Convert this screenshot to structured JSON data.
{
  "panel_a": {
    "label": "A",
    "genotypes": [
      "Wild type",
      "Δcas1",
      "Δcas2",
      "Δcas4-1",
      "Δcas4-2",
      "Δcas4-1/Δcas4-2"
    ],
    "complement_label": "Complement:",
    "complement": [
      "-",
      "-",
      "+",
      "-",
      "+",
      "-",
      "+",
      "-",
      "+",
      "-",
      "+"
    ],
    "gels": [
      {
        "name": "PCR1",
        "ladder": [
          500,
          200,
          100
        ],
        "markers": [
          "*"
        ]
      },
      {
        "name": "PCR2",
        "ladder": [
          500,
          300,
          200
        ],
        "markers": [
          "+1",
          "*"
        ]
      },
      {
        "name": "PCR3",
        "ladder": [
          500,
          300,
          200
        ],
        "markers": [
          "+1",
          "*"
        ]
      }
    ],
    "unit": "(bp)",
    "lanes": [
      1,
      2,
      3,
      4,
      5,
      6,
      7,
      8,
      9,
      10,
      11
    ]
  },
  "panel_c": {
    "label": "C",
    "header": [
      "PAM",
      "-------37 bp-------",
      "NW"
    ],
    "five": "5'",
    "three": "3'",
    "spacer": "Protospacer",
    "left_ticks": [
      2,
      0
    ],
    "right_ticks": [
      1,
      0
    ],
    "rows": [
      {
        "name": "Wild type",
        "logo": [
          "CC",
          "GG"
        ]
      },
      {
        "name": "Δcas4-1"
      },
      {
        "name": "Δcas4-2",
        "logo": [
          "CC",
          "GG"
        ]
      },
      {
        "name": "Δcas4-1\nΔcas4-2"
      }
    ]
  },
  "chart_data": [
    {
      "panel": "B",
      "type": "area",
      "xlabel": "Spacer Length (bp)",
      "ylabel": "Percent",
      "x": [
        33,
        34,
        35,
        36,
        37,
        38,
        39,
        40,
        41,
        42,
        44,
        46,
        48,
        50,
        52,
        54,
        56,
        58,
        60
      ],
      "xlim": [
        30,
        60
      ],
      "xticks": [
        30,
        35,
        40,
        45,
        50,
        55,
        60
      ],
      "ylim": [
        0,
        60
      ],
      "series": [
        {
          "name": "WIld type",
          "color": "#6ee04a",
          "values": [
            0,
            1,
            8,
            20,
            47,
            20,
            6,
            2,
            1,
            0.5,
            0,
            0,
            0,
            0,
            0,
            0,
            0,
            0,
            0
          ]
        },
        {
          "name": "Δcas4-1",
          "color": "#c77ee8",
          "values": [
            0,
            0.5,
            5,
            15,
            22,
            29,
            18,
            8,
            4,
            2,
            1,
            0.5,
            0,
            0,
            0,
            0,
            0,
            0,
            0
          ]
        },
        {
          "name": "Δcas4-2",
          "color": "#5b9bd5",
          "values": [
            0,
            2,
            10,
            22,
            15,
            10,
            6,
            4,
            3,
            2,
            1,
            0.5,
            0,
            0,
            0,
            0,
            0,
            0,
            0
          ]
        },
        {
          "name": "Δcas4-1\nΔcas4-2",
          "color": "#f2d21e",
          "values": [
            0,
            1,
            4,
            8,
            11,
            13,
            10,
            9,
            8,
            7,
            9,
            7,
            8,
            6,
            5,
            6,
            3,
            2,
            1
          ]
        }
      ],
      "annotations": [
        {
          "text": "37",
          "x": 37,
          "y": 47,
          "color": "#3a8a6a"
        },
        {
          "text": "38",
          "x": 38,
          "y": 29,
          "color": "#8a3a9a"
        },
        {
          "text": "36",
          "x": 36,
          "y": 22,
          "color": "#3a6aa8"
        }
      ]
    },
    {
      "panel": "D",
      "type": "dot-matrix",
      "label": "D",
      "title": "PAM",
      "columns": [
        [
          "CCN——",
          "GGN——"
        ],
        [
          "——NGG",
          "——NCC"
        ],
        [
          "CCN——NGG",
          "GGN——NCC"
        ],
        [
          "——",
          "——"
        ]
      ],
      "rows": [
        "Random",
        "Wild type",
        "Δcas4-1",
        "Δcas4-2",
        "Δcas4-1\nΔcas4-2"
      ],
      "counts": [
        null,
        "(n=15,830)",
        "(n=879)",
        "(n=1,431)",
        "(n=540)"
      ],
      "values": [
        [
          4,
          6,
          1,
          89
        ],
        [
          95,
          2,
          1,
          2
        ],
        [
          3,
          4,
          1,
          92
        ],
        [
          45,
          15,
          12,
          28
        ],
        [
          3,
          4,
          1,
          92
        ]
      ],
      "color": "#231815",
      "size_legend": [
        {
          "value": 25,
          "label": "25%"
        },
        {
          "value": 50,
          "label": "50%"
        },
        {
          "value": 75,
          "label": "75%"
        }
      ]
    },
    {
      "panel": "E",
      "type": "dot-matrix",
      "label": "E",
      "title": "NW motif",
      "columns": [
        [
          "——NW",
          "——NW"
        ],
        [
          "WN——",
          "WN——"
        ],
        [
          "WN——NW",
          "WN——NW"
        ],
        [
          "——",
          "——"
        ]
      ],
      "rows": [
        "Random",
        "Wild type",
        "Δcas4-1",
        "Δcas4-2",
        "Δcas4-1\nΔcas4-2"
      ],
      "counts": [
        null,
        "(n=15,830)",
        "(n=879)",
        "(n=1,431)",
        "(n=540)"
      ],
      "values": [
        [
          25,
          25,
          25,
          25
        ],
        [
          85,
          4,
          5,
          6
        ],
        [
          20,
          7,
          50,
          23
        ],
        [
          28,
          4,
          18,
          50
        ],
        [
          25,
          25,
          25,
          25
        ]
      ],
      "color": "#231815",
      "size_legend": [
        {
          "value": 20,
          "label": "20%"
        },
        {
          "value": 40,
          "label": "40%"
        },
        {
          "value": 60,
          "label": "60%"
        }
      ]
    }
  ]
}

===============

-- Job --
Your task is to output all of the data above word for word.

-- Exercise output --
Convert this screenshot to structured JSON data.
{
  "panel_a": {
    "label": "A",
    "genotypes": [
      "Wild type",
      "Δcas1",
      "Δcas2",
      "Δcas4-1",
      "Δcas4-2",
      "Δcas4-1/Δcas4-2"
    ],
    "complement_label": "Complement:",
    "complement": [
      "-",
      "-",
      "+",
      "-",
      "+",
      "-",
      "+",
      "-",
      "+",
      "-",
      "+"
    ],
    "gels": [
      {
        "name": "PCR1",
        "ladder": [
          500,
          200,
          100
        ],
        "markers": [
          "*"
        ]
      },
      {
        "name": "PCR2",
        "ladder": [
          500,
          300,
          200
        ],
        "markers": [
          "+1",
          "*"
        ]
      },
      {
        "name": "PCR3",
        "ladder": [
          500,
          300,
          200
        ],
        "markers": [
          "+1",
          "*"
        ]
      }
    ],
    "unit": "(bp)",
    "lanes": [
      1,
      2,
      3,
      4,
      5,
      6,
      7,
      8,
      9,
      10,
      11
    ]
  },
  "panel_c": {
    "label": "C",
    "header": [
      "PAM",
      "-------37 bp-------",
      "NW"
    ],
    "five": "5'",
    "three": "3'",
    "spacer": "Protospacer",
    "left_ticks": [
      2,
      0
    ],
    "right_ticks": [
      1,
      0
    ],
    "rows": [
      {
        "name": "Wild type",
        "logo": [
          "CC",
          "GG"
        ]
      },
      {
        "name": "Δcas4-1"
      },
      {
        "name": "Δcas4-2",
        "logo": [
          "CC",
          "GG"
        ]
      },
      {
        "name": "Δcas4-1\nΔcas4-2"
      }
    ]
  },
  "chart_data": [
    {
      "panel": "B",
      "type": "area",
      "xlabel": "Spacer Length (bp)",
      "ylabel": "Percent",
      "x": [
        33,
        34,
        35,
        36,
        37,
        38,
        39,
        40,
        41,
        42,
        44,
        46,
        48,
        50,
        52,
        54,
        56,
        58,
        60
      ],
      "xlim": [
        30,
        60
      ],
      "xticks": [
        30,
        35,
        40,
        45,
        50,
        55,
        60
      ],
      "ylim": [
        0,
        60
      ],
      "series": [
        {
          "name": "WIld type",
          "color": "#6ee04a",
          "values": [
            0,
            1,
            8,
            20,
            47,
            20,
            6,
            2,
            1,
            0.5,
            0,
            0,
            0,
            0,
            0,
            0,
            0,
            0,
            0
          ]
        },
        {
          "name": "Δcas4-1",
          "color": "#c77ee8",
          "values": [
            0,
            0.5,
            5,
            15,
            22,
            29,
            18,
            8,
            4,
            2,
            1,
            0.5,
            0,
            0,
            0,
            0,
            0,
            0,
            0
          ]
        },
        {
          "name": "Δcas4-2",
          "color": "#5b9bd5",
          "values": [
            0,
            2,
            10,
            22,
            15,
            10,
            6,
            4,
            3,
            2,
            1,
            0.5,
            0,
            0,
            0,
            0,
            0,
            0,
            0
          ]
        },
        {
          "name": "Δcas4-1\nΔcas4-2",
          "color": "#f2d21e",
          "values": [
            0,
            1,
            4,
            8,
            11,
            13,
            10,
            9,
            8,
            7,
            9,
            7,
            8,
            6,
            5,
            6,
            3,
            2,
            1
          ]
        }
      ],
      "annotations": [
        {
          "text": "37",
          "x": 37,
          "y": 47,
          "color": "#3a8a6a"
        },
        {
          "text": "38",
          "x": 38,
          "y": 29,
          "color": "#8a3a9a"
        },
        {
          "text": "36",
          "x": 36,
          "y": 22,
          "color": "#3a6aa8"
        }
      ]
    },
    {
      "panel": "D",
      "type": "dot-matrix",
      "label": "D",
      "title": "PAM",
      "columns": [
        [
          "CCN——",
          "GGN——"
        ],
        [
          "——NGG",
          "——NCC"
        ],
        [
          "CCN——NGG",
          "GGN——NCC"
        ],
        [
          "——",
          "——"
        ]
      ],
      "rows": [
        "Random",
        "Wild type",
        "Δcas4-1",
        "Δcas4-2",
        "Δcas4-1\nΔcas4-2"
      ],
      "counts": [
        null,
        "(n=15,830)",
        "(n=879)",
        "(n=1,431)",
        "(n=540)"
      ],
      "values": [
        [
          4,
          6,
          1,
          89
        ],
        [
          95,
          2,
          1,
          2
        ],
        [
          3,
          4,
          1,
          92
        ],
        [
          45,
          15,
          12,
          28
        ],
        [
          3,
          4,
          1,
          92
        ]
      ],
      "color": "#231815",
      "size_legend": [
        {
          "value": 25,
          "label": "25%"
        },
        {
          "value": 50,
          "label": "50%"
        },
        {
          "value": 75,
          "label": "75%"
        }
      ]
    },
    {
      "panel": "E",
      "type": "dot-matrix",
      "label": "E",
      "title": "NW motif",
      "columns": [
        [
          "——NW",
          "——NW"
        ],
        [
          "WN——",
          "WN——"
        ],
        [
          "WN——NW",
          "WN——NW"
        ],
        [
          "——",
          "——"
        ]
      ],
      "rows": [
        "Random",
        "Wild type",
        "Δcas4-1",
        "Δcas4-2",
        "Δcas4-1\nΔcas4-2"
      ],
      "counts": [
        null,
        "(n=15,830)",
        "(n=879)",
        "(n=1,431)",
        "(n=540)"
      ],
      "values": [
        [
          25,
          25,
          25,
          25
        ],
        [
          85,
          4,
          5,
          6
        ],
        [
          20,
          7,
          50,
          23
        ],
        [
          28,
          4,
          18,
          50
        ],
        [
          25,
          25,
          25,
          25
        ]
      ],
      "color": "#231815",
      "size_legend": [
        {
          "value": 20,
          "label": "20%"
        },
        {
          "value": 40,
          "label": "40%"
        },
        {
          "value": 60,
          "label": "60%"
        }
      ]
    }
  ]
}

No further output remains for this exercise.